= Your task =
Look through the material and copy each line holding "specificare".

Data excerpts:
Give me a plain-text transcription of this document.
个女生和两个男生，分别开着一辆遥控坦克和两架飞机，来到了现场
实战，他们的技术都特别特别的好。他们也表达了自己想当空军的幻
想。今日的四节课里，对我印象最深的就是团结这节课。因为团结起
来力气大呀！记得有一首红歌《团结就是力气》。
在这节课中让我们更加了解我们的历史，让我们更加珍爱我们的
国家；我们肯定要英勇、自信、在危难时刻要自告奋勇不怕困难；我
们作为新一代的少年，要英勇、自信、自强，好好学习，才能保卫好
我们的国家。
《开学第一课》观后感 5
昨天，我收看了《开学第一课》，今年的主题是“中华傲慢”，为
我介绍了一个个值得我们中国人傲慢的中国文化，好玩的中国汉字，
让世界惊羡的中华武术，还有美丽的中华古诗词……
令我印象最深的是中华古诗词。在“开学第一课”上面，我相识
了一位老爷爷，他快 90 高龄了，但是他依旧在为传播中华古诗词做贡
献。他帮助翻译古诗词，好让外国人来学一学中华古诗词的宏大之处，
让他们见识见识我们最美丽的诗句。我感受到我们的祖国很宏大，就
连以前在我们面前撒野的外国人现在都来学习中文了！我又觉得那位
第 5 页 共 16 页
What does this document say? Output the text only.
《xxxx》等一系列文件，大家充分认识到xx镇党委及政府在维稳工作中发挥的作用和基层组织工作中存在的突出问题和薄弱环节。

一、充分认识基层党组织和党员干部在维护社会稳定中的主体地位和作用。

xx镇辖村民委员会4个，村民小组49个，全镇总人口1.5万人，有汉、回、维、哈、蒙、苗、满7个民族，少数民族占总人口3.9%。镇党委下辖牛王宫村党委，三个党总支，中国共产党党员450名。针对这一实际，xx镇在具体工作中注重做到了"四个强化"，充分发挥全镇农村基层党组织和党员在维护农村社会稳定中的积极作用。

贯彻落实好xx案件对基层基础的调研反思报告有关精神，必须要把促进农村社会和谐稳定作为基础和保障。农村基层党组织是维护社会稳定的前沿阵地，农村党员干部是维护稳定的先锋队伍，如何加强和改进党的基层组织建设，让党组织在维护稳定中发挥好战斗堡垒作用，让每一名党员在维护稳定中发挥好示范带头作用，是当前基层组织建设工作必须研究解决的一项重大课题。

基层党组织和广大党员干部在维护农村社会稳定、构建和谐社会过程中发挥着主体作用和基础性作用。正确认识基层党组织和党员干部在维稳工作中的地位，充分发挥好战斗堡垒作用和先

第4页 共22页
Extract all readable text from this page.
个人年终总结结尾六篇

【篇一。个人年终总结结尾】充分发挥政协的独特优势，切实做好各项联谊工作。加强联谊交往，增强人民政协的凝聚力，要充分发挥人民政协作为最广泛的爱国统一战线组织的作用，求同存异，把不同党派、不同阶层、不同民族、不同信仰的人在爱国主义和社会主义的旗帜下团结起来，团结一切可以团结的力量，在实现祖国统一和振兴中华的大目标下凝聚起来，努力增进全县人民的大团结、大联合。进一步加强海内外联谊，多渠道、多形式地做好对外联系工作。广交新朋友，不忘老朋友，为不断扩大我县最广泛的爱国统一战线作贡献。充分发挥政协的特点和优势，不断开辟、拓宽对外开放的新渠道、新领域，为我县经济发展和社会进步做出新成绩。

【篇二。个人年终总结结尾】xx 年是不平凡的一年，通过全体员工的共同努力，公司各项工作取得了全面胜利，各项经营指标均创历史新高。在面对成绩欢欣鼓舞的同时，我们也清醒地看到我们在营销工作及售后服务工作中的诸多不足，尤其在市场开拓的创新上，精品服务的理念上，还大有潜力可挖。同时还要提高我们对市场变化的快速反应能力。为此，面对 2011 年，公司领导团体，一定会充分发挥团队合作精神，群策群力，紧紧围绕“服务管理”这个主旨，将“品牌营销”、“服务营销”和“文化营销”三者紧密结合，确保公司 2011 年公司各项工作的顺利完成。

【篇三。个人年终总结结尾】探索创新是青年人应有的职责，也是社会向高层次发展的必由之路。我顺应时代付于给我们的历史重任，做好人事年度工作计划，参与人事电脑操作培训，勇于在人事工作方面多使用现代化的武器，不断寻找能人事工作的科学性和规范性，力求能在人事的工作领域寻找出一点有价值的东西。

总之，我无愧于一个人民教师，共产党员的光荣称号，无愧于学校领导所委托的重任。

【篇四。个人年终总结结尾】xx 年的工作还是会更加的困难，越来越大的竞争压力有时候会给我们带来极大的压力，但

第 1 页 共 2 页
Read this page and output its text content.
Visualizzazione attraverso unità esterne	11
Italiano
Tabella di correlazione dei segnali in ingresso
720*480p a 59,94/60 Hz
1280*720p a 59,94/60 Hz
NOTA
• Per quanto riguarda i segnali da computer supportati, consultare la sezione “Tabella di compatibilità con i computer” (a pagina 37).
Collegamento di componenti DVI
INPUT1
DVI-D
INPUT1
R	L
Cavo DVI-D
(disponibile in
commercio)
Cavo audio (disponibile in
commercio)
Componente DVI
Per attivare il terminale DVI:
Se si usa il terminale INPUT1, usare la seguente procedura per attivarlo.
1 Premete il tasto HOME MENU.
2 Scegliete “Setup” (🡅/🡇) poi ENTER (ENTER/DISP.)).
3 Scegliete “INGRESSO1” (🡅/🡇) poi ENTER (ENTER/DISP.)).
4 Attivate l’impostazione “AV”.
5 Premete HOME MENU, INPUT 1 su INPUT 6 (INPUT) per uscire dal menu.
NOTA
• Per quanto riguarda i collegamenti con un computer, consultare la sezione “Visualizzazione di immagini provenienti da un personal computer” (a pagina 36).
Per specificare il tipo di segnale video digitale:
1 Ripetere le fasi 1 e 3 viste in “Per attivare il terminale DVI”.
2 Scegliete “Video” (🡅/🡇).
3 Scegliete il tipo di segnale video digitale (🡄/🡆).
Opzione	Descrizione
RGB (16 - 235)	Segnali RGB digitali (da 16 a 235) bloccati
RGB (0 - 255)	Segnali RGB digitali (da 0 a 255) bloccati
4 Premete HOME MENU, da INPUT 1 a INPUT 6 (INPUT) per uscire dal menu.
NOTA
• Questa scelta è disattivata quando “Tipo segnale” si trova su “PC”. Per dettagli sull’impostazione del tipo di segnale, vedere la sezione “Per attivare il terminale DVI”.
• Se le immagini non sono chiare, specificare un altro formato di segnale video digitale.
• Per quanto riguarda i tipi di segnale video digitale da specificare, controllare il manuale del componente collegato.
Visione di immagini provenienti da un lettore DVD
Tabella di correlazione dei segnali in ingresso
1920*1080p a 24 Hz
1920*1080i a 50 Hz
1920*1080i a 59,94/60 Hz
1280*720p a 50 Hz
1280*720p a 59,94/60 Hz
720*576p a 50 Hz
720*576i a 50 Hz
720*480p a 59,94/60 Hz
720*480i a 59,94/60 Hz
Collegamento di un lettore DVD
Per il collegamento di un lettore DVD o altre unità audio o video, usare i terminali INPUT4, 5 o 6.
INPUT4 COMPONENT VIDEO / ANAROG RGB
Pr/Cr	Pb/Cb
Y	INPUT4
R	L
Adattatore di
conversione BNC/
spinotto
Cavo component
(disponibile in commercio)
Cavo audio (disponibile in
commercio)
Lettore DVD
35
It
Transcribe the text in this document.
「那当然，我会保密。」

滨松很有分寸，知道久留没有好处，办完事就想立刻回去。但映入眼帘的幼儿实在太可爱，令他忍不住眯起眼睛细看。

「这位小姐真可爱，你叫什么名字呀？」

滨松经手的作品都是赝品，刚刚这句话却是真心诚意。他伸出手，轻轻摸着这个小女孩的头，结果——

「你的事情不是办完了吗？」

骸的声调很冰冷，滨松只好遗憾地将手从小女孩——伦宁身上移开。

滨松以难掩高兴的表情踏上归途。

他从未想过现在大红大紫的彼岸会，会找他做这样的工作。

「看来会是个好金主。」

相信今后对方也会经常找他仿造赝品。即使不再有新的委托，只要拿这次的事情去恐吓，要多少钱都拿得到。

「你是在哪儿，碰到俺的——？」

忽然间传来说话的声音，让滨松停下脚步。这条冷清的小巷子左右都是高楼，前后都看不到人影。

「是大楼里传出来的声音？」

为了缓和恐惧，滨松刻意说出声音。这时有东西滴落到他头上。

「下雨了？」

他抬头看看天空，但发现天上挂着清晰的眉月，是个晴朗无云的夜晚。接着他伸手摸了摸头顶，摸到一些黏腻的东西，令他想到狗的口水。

= Problem solution =
Per specificare il tipo di segnale video digitale:
• Se le immagini non sono chiare, specificare un altro formato di segnale video digitale.
• Per quanto riguarda i tipi di segnale video digitale da specificare, controllare il manuale del componente collegato.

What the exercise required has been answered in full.